Reproduce each line bearing the word "границах".

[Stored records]
# # # #

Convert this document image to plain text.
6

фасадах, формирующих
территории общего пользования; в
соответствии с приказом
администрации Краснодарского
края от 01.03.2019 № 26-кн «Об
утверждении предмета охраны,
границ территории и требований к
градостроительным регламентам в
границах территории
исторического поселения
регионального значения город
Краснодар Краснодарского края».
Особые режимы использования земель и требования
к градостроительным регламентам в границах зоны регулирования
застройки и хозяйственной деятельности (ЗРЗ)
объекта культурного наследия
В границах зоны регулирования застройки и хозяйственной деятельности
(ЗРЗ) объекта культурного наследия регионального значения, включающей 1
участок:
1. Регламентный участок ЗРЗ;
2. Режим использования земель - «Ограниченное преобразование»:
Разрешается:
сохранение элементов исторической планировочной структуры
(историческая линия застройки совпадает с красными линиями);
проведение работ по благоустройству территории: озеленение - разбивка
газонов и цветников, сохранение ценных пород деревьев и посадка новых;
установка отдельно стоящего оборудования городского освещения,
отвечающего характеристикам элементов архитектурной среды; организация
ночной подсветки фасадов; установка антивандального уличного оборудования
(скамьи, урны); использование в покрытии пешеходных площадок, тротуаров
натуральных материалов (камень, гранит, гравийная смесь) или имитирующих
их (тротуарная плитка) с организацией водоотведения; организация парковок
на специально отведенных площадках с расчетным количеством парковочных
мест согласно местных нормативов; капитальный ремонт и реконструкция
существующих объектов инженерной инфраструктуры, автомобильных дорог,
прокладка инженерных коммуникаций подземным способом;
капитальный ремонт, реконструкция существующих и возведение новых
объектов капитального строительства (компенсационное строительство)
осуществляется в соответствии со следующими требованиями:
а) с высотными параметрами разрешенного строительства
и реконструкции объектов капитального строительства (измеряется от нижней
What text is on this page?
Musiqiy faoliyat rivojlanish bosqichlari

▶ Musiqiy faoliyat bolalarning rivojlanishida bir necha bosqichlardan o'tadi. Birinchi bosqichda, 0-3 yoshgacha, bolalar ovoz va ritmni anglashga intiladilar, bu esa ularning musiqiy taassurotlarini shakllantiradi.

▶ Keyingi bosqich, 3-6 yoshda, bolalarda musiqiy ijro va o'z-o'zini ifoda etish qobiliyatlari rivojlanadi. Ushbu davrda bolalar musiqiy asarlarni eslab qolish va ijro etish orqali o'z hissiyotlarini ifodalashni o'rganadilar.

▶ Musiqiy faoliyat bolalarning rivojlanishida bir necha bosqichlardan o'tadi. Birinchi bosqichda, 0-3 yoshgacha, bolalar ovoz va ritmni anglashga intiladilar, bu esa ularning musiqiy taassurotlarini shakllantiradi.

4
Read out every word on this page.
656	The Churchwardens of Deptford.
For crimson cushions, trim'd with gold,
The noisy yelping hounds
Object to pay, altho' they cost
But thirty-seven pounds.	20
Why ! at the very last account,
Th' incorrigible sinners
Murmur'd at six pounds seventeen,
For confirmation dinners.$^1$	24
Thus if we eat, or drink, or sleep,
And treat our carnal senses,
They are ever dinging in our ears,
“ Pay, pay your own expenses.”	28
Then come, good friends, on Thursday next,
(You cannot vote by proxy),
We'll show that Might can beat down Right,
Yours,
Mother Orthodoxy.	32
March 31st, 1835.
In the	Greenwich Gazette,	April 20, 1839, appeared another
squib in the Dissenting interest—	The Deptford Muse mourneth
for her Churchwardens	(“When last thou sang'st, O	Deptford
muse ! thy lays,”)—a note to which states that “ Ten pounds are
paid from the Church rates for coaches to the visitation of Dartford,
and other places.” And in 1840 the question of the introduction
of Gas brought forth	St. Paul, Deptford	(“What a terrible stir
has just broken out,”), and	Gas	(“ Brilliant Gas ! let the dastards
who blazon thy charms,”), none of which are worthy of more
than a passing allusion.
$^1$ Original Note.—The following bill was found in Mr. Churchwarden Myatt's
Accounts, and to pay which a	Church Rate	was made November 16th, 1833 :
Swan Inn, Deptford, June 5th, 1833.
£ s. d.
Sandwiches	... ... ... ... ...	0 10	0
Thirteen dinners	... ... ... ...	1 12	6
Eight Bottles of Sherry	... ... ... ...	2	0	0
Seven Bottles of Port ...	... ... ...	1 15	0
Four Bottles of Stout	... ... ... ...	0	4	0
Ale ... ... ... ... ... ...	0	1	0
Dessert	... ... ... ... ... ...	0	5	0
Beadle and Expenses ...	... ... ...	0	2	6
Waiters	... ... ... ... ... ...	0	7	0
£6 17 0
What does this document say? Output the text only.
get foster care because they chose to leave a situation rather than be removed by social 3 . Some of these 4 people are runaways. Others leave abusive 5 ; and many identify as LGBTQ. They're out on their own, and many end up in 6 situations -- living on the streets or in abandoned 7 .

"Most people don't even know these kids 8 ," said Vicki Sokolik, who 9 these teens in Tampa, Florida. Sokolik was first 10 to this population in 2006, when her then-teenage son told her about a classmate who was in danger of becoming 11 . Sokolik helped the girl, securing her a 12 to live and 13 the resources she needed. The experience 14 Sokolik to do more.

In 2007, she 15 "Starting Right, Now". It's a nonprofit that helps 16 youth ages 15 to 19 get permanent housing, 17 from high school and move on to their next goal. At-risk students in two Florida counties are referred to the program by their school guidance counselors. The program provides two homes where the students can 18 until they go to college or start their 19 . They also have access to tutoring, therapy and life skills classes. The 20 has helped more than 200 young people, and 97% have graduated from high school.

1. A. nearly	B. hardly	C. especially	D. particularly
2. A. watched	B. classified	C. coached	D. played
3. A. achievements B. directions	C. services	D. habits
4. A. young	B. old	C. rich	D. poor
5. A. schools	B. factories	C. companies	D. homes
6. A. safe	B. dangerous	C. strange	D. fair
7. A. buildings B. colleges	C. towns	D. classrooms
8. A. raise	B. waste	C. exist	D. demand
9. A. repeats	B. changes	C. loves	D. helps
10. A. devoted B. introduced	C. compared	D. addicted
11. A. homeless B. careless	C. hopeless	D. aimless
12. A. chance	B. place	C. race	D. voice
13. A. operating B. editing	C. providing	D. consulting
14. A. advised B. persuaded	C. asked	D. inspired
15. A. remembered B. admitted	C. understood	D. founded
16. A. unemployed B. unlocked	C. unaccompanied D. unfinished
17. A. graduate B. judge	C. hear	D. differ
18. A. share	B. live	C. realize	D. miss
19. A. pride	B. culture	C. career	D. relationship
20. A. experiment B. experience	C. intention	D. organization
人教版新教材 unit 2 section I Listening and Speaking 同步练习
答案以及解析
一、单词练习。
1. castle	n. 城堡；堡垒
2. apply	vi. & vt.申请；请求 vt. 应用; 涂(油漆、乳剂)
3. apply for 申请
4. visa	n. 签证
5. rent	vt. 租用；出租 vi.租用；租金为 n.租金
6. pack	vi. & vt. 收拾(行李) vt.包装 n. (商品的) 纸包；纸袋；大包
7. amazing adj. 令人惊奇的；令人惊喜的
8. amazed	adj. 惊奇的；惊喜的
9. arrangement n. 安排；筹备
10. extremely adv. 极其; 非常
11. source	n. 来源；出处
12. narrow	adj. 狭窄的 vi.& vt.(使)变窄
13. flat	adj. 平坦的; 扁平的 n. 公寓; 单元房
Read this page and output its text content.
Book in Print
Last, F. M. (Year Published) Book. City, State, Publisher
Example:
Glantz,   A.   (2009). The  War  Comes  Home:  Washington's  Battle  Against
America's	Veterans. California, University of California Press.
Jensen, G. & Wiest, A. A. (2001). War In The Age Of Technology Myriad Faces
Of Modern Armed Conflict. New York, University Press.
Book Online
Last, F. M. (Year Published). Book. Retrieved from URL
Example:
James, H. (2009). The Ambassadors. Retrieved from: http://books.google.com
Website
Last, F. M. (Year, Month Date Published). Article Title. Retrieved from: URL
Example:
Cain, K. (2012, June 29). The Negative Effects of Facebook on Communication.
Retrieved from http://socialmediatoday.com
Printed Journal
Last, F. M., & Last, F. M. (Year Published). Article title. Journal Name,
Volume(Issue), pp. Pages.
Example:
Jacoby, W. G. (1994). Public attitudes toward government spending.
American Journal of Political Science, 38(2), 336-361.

# # # #

#### WRITTEN RESPONSE
границах территории
к градостроительным регламентам в границах зоны регулирования
В границах зоны регулирования застройки и хозяйственной деятельности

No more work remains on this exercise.